(Records from a data collection)
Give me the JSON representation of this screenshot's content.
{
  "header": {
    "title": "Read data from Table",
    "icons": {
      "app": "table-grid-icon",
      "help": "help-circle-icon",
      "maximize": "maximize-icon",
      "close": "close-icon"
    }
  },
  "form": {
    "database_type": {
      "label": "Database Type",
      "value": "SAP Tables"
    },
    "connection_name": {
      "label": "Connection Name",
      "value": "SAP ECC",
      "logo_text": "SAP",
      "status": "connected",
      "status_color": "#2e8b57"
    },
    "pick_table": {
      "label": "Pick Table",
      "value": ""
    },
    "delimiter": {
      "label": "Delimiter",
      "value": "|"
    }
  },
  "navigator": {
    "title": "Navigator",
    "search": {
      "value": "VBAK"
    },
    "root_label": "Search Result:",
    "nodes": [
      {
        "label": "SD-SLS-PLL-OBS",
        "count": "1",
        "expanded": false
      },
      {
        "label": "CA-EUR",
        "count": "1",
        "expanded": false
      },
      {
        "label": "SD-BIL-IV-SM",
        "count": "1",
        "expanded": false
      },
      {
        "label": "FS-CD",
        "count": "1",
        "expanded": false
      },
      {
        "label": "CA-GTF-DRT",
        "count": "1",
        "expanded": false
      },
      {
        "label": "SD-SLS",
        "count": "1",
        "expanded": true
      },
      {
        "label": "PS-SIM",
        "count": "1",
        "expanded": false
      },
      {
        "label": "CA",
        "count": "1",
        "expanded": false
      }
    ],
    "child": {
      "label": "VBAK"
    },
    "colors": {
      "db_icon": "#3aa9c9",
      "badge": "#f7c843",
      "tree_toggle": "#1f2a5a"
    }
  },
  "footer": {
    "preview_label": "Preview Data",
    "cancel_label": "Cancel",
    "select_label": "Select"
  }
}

OBJECTIVE: Work through the records line by line and tally those with the word "title". Report only the total.

EXERCISE OUTPUT: 2